> _Annotated element entries_
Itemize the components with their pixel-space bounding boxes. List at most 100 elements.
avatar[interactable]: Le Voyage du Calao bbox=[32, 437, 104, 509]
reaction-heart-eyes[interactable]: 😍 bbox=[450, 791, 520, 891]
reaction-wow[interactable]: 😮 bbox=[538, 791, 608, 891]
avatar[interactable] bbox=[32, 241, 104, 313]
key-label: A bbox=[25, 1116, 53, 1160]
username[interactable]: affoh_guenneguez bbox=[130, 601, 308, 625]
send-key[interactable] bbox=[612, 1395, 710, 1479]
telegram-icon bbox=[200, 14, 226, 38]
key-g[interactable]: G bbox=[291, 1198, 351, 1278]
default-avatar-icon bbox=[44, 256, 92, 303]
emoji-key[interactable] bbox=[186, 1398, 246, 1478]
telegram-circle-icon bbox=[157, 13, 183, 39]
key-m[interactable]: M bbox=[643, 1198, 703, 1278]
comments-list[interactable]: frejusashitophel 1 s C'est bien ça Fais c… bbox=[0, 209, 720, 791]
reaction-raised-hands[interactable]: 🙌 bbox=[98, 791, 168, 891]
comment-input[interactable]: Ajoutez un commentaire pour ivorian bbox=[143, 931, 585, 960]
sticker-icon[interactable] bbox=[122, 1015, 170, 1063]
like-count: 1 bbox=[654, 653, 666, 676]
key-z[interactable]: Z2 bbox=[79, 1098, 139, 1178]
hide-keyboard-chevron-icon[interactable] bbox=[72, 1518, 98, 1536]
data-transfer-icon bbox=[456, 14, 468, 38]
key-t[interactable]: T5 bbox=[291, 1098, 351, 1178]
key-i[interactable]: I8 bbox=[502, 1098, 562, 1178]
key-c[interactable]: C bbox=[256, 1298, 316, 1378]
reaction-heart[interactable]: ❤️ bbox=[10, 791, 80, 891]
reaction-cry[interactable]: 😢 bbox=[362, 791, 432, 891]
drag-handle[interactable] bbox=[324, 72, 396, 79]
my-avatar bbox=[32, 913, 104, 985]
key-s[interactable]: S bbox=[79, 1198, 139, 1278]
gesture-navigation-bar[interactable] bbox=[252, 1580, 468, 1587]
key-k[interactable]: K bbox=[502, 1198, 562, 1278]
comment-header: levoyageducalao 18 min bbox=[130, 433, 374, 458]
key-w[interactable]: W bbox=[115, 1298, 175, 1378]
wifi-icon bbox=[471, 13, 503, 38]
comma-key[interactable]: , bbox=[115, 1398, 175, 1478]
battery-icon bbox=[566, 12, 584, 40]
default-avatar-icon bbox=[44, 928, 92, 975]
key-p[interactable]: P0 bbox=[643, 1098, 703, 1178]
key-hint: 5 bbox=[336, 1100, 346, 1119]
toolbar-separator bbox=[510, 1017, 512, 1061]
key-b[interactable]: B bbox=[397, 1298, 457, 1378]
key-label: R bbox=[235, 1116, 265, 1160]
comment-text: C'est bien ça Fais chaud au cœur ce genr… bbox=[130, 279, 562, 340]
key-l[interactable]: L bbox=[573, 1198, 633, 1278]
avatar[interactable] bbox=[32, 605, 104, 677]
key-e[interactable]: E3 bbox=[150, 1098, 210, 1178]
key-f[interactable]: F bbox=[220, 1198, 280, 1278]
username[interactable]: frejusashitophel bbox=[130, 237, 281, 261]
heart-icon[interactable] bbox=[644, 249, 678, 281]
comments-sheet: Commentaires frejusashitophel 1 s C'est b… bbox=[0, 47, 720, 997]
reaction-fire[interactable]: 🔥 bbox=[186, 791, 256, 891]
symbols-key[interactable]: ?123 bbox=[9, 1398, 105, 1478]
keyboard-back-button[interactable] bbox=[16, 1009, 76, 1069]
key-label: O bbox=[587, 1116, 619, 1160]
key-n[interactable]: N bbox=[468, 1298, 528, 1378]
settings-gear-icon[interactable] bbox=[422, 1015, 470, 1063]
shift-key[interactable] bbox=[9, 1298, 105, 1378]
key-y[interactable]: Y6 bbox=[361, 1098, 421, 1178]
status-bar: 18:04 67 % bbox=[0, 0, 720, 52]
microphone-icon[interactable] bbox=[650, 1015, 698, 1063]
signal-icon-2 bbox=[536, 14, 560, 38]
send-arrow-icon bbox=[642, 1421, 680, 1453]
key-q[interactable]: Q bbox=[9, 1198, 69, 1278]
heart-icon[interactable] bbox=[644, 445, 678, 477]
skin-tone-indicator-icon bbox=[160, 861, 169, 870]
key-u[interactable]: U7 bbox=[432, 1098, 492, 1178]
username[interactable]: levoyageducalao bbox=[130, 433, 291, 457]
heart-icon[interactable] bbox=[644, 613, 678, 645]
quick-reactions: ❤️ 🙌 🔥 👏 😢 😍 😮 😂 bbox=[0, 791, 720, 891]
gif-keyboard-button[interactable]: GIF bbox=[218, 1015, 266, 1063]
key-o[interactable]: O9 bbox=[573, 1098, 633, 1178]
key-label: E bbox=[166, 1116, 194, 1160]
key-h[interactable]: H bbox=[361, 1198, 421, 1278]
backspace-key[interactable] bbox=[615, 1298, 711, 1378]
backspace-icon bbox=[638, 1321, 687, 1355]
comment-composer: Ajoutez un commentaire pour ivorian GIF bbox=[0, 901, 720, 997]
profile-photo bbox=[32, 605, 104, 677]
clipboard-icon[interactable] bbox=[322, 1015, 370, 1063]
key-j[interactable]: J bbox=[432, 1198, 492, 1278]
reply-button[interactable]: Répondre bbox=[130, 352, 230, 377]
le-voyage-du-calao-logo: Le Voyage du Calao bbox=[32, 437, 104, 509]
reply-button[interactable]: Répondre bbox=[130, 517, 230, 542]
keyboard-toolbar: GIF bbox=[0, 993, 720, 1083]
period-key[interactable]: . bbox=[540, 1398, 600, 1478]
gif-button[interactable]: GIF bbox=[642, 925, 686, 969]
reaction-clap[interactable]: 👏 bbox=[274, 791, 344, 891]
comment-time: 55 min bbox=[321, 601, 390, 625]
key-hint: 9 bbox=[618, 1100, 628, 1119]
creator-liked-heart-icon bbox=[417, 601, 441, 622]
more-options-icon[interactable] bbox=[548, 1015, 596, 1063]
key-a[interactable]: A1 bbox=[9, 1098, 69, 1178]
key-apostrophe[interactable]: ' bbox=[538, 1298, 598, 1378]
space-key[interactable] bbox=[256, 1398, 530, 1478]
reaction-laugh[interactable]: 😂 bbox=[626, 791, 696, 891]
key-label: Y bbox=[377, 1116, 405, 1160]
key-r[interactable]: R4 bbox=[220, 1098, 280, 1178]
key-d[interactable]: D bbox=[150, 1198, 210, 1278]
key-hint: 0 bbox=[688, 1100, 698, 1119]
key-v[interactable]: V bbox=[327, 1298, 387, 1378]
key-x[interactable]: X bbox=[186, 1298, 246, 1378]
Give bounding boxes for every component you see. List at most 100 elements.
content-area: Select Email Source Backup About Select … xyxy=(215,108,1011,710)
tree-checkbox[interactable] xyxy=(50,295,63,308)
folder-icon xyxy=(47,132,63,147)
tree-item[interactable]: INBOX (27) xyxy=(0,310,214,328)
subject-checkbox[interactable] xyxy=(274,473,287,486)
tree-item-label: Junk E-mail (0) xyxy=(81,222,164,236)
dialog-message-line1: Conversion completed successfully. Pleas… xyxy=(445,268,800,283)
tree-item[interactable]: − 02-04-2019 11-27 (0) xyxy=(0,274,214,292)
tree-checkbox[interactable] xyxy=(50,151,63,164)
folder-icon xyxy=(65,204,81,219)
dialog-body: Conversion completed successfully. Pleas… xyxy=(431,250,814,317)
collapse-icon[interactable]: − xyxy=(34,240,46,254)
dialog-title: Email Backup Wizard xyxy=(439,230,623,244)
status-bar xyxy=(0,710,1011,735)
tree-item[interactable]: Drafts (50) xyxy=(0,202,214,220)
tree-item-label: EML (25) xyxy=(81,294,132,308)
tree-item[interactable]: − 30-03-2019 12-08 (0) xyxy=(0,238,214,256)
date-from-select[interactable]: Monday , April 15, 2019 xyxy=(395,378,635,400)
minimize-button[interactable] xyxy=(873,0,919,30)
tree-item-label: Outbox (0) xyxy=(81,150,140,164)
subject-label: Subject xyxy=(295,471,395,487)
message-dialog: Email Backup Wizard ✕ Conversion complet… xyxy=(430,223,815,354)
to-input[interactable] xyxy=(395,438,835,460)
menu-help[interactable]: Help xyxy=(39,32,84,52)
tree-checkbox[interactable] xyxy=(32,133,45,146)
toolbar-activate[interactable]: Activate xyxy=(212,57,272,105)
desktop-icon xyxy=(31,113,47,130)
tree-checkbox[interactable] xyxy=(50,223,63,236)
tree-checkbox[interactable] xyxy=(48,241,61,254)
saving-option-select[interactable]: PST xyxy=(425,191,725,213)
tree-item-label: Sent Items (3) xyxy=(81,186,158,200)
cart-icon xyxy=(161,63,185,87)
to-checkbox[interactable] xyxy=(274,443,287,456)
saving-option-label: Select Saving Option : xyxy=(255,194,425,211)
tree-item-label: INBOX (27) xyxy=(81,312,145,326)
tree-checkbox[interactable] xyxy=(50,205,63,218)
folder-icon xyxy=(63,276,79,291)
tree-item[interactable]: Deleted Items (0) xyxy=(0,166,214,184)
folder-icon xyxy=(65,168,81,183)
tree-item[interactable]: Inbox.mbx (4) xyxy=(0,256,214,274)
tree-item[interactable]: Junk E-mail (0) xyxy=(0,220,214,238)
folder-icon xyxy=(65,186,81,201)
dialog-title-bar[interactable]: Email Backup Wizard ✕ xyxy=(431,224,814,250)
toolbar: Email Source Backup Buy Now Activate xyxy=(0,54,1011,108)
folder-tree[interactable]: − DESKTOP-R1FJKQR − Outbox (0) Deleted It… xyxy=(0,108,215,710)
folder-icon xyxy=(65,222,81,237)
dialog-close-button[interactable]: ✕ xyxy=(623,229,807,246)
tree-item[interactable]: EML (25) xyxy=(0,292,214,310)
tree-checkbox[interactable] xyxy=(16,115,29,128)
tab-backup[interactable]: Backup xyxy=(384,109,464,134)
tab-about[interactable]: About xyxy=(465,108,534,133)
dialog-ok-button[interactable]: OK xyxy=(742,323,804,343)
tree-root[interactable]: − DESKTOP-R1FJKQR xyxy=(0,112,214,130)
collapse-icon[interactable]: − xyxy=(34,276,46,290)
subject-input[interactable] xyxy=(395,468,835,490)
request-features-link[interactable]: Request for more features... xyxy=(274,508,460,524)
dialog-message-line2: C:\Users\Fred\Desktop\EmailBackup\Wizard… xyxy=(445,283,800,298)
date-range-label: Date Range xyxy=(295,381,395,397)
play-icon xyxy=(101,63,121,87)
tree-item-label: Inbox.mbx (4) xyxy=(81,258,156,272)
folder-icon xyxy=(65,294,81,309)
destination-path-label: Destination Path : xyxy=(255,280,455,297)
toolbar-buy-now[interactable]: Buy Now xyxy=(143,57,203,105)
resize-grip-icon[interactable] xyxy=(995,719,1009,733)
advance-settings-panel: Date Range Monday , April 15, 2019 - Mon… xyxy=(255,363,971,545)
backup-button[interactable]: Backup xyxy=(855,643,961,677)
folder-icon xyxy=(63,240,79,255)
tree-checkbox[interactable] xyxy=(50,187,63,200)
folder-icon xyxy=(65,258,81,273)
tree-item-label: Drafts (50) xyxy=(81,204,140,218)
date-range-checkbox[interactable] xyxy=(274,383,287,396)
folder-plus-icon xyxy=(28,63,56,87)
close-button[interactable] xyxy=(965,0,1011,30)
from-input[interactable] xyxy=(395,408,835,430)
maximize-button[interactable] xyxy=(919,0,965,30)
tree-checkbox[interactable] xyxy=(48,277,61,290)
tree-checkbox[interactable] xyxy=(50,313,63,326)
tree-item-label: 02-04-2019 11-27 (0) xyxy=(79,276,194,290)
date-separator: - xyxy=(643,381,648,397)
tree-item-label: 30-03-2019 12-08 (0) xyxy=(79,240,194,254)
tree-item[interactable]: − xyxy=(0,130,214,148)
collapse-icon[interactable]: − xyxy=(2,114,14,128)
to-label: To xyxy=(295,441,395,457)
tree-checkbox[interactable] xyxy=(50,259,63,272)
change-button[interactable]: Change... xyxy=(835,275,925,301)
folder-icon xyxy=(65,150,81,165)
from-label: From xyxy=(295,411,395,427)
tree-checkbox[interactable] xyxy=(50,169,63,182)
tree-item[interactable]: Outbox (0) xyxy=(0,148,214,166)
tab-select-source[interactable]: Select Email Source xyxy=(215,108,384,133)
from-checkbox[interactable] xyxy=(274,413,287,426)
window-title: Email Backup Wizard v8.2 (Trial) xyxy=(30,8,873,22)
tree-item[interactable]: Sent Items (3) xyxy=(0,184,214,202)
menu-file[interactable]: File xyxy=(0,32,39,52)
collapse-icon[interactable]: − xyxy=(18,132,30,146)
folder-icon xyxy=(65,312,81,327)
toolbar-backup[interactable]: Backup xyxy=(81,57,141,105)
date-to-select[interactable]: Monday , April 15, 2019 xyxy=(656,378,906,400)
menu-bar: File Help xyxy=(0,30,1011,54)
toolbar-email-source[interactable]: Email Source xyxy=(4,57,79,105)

> _Goal_
Please extract every line of the listing above that contains the string "heart", treating uppercase and lowercase as different.

> _Written reply_
reaction-heart-eyes[interactable]: 😍 bbox=[450, 791, 520, 891]
reaction-heart[interactable]: ❤️ bbox=[10, 791, 80, 891]
heart-icon[interactable] bbox=[644, 249, 678, 281]
heart-icon[interactable] bbox=[644, 445, 678, 477]
heart-icon[interactable] bbox=[644, 613, 678, 645]
creator-liked-heart-icon bbox=[417, 601, 441, 622]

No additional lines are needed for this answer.